> [Stored data entries]:
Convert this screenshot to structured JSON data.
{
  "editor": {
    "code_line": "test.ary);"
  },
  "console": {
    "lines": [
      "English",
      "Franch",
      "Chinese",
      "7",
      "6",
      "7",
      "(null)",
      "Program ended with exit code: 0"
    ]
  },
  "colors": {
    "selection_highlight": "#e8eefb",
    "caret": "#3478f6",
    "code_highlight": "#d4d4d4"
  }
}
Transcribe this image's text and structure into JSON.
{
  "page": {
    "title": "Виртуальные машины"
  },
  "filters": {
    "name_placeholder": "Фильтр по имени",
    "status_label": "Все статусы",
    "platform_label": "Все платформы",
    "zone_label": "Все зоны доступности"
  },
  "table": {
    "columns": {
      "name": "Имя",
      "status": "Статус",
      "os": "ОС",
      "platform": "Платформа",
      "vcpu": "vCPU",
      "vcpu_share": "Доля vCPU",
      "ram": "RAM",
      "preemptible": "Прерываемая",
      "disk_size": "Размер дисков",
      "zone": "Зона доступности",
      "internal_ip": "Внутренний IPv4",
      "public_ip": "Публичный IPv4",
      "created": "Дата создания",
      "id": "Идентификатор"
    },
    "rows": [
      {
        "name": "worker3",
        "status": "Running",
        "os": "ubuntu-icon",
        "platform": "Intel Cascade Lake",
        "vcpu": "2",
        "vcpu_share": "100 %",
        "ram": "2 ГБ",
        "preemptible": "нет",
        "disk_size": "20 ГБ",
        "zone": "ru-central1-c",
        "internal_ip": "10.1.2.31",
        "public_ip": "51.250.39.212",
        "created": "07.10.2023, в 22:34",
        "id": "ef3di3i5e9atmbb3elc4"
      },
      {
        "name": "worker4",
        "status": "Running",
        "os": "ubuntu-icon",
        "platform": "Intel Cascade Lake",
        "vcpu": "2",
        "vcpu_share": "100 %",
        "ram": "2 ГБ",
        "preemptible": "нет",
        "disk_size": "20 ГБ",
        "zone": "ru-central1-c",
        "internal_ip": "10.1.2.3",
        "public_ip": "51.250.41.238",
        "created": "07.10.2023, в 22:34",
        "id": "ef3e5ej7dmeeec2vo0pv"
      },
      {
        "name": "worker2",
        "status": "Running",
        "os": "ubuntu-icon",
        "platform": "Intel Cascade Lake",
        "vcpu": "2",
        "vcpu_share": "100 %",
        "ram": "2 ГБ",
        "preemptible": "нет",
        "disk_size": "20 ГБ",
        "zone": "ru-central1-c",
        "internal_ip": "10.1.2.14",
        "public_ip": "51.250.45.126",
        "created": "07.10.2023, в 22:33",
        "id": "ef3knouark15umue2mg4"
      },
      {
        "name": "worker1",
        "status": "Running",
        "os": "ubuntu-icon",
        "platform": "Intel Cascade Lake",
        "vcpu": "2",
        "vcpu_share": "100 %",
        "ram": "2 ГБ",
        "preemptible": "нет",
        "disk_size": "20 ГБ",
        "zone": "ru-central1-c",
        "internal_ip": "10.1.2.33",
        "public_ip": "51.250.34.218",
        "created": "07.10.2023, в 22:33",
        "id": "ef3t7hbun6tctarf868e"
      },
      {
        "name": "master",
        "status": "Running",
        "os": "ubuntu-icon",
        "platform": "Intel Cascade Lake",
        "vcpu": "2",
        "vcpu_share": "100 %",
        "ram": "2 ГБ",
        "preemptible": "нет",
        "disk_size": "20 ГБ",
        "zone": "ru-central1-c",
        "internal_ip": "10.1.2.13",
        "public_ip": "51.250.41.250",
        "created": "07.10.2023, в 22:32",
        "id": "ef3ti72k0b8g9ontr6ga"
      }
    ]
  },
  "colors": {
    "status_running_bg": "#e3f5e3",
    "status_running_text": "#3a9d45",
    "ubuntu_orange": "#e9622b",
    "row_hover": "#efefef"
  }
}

> [GIVEN REQUEST]: Give back only a number, the number of lines where the string "this" occurs.

> [THE REPLY]: 2